━━ Extracted entries
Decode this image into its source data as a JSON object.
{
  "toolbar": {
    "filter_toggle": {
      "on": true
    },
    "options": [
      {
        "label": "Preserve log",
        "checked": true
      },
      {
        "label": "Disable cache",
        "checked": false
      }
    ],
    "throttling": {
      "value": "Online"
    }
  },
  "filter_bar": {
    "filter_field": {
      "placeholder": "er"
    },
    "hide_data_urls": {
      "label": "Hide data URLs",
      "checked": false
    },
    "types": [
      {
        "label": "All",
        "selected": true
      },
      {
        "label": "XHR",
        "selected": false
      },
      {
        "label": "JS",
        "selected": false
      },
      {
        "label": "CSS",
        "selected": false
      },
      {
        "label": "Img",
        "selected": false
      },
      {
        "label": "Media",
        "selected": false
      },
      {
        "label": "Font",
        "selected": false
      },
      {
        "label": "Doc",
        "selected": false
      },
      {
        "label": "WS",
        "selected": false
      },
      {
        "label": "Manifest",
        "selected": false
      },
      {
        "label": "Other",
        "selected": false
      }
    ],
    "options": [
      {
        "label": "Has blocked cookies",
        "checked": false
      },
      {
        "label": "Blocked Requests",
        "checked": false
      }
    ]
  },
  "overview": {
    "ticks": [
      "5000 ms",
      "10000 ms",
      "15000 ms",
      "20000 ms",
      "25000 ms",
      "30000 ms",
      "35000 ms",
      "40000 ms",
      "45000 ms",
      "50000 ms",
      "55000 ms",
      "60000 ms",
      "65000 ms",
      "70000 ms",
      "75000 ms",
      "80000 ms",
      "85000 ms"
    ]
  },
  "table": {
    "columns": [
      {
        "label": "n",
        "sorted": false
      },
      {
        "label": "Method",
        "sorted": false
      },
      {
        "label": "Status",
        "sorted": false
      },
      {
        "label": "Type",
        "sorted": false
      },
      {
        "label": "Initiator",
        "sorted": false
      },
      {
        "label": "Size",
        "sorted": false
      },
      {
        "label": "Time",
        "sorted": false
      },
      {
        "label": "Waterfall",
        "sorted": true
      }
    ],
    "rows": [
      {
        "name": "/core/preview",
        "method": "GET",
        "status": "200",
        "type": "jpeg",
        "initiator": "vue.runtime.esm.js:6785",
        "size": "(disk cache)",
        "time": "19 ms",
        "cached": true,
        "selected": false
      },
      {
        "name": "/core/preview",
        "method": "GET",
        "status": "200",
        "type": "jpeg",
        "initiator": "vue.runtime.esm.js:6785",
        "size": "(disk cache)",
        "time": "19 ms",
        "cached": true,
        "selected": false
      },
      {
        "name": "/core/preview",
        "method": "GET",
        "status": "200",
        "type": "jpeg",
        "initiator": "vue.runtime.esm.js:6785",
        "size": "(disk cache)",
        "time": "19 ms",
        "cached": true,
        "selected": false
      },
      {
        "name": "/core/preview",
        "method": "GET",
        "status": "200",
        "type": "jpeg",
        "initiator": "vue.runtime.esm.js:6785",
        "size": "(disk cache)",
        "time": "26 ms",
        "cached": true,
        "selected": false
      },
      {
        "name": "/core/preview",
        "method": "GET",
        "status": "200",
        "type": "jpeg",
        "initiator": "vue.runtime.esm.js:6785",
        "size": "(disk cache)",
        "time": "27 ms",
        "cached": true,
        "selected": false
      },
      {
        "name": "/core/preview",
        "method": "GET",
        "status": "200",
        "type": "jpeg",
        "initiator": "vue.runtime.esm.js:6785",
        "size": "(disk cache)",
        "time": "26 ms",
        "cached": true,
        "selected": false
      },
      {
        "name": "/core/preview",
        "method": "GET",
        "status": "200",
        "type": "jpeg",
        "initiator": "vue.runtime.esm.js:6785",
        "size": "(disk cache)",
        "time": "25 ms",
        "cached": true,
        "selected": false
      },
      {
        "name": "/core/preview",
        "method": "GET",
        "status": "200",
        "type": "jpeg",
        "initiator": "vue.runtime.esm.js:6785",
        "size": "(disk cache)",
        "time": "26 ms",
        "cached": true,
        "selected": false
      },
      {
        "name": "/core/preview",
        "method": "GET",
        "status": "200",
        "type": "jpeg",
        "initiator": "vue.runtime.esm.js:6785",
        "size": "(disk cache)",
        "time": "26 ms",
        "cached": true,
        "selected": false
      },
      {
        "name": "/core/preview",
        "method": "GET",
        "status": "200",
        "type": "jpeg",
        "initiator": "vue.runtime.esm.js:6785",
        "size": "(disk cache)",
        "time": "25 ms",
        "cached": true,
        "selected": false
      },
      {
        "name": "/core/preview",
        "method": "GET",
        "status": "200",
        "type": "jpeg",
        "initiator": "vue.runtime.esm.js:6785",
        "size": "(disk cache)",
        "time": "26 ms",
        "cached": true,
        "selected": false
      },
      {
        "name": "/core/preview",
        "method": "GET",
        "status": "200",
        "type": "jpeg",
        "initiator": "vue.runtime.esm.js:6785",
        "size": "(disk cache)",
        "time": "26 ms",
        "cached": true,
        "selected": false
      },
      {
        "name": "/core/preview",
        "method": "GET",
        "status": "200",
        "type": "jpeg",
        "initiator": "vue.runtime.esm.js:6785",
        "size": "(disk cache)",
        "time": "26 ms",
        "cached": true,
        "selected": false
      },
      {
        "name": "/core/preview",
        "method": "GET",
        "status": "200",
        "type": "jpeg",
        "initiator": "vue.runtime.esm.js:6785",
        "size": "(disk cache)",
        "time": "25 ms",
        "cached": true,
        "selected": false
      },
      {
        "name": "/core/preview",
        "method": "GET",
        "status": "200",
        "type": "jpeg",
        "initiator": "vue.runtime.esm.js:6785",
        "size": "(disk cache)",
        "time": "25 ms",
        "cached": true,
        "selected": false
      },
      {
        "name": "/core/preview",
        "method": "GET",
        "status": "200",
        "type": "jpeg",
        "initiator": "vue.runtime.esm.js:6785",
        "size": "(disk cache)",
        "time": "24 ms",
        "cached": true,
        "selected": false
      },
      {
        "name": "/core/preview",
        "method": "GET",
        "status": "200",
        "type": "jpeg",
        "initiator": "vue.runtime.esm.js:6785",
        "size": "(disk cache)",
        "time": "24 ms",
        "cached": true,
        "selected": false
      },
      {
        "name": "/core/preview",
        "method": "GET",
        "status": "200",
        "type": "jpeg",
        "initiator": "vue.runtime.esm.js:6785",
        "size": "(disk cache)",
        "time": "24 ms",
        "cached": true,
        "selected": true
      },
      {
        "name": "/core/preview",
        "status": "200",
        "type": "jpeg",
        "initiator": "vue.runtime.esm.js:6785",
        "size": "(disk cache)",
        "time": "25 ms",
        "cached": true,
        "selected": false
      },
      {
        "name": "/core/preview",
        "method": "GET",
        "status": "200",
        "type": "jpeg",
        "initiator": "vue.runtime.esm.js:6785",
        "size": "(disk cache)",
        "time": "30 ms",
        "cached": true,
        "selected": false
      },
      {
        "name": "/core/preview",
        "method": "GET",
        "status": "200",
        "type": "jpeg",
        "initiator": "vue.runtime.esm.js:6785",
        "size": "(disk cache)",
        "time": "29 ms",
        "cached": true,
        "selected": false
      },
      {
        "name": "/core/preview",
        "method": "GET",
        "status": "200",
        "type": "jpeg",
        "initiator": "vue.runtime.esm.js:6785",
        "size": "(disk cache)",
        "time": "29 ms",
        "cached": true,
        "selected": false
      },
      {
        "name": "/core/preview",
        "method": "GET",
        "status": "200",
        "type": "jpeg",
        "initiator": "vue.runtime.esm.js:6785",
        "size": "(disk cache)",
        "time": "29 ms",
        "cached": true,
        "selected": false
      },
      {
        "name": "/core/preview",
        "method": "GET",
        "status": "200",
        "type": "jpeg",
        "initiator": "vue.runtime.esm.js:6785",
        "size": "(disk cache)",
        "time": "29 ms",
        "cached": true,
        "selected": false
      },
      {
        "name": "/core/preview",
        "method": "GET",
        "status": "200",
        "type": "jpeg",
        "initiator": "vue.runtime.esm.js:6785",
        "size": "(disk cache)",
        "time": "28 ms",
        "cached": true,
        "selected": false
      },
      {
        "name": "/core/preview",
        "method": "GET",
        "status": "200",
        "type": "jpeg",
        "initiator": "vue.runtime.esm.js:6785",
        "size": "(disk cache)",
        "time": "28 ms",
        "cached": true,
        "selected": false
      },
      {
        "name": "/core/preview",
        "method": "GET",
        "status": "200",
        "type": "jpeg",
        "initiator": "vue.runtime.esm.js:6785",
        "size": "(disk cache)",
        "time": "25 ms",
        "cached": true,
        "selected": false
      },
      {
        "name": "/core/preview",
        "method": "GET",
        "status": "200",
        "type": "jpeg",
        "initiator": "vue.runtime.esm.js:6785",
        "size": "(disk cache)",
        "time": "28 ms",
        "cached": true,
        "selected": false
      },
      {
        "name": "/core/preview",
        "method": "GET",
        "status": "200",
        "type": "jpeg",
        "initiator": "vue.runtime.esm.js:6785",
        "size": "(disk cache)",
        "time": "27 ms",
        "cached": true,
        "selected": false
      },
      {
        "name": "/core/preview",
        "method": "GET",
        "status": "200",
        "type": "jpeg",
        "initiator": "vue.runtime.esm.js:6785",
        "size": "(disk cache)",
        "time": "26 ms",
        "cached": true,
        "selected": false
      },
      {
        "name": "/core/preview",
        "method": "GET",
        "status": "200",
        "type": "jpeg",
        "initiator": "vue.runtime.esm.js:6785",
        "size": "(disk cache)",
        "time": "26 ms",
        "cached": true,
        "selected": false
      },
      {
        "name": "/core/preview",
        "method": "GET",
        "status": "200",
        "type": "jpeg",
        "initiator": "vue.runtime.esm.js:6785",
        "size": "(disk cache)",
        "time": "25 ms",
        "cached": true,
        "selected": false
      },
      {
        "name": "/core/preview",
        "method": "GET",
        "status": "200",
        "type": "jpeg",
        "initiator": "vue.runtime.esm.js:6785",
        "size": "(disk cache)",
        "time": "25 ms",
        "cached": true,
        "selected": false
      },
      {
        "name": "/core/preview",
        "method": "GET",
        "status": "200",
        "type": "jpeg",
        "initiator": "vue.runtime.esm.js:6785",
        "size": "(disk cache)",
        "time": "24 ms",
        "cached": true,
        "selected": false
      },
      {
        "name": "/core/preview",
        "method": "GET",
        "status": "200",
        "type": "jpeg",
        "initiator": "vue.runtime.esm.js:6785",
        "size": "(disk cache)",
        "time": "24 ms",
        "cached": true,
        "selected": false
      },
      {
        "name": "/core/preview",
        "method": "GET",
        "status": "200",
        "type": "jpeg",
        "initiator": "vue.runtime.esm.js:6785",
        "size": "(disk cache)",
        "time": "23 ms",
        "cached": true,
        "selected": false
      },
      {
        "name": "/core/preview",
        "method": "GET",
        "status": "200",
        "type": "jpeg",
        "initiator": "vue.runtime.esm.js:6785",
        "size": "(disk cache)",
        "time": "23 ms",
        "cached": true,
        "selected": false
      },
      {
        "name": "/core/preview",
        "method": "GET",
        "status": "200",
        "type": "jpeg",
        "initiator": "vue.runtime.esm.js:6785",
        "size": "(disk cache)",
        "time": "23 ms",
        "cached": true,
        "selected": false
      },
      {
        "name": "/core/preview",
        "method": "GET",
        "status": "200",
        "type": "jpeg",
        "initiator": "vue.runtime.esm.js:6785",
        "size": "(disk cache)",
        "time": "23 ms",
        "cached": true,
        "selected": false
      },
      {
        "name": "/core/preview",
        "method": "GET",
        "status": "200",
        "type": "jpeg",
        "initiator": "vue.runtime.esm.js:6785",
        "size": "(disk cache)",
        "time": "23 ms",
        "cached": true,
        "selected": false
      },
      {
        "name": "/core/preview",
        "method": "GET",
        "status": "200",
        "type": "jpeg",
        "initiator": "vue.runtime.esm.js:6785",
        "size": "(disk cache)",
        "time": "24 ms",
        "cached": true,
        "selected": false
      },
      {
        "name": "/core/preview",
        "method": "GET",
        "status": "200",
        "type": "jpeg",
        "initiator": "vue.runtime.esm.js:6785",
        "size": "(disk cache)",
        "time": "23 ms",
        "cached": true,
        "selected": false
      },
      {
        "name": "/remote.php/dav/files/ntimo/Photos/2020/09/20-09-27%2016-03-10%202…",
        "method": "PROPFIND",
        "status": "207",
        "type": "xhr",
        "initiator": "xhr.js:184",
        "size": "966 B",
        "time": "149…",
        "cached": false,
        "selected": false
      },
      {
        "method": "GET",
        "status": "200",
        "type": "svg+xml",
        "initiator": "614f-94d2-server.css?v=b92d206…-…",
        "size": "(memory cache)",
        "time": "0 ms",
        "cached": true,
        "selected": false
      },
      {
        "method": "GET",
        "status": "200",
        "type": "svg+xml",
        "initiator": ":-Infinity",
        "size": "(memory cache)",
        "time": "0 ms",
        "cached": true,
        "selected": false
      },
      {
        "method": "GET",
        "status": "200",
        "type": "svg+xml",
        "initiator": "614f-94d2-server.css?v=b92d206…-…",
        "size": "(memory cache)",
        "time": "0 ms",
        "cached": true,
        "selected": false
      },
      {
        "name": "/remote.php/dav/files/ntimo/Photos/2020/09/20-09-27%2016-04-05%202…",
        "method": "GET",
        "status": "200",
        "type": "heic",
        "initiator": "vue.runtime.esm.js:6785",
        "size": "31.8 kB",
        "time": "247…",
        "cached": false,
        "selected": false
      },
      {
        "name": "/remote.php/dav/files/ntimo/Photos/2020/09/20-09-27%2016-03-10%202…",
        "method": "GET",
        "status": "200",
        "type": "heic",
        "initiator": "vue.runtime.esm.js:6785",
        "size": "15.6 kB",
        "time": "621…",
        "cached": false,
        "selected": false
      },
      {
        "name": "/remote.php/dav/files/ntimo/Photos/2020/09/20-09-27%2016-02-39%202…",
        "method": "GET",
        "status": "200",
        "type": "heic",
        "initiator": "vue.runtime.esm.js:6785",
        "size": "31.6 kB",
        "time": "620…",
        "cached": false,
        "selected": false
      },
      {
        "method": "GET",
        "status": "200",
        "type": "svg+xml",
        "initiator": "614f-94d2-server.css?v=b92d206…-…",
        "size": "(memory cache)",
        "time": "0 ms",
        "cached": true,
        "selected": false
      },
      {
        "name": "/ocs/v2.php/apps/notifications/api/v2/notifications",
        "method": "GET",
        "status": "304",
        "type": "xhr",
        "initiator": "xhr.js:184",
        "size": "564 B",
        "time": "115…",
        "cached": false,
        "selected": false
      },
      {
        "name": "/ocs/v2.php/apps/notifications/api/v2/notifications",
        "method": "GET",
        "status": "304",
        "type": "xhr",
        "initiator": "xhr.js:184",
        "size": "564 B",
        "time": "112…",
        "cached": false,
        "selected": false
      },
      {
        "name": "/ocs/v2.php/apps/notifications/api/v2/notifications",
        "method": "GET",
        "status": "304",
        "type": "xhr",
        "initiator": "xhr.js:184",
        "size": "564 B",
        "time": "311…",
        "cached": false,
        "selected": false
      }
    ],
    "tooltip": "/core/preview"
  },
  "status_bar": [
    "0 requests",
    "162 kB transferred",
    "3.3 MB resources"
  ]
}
━━━━
* _Problem to work on_:
Find the lines with the string "files" and reproduce them.

* _Written reply_:
        "name": "/remote.php/dav/files/ntimo/Photos/2020/09/20-09-27%2016-03-10%202…",
        "name": "/remote.php/dav/files/ntimo/Photos/2020/09/20-09-27%2016-04-05%202…",
        "name": "/remote.php/dav/files/ntimo/Photos/2020/09/20-09-27%2016-03-10%202…",
        "name": "/remote.php/dav/files/ntimo/Photos/2020/09/20-09-27%2016-02-39%202…",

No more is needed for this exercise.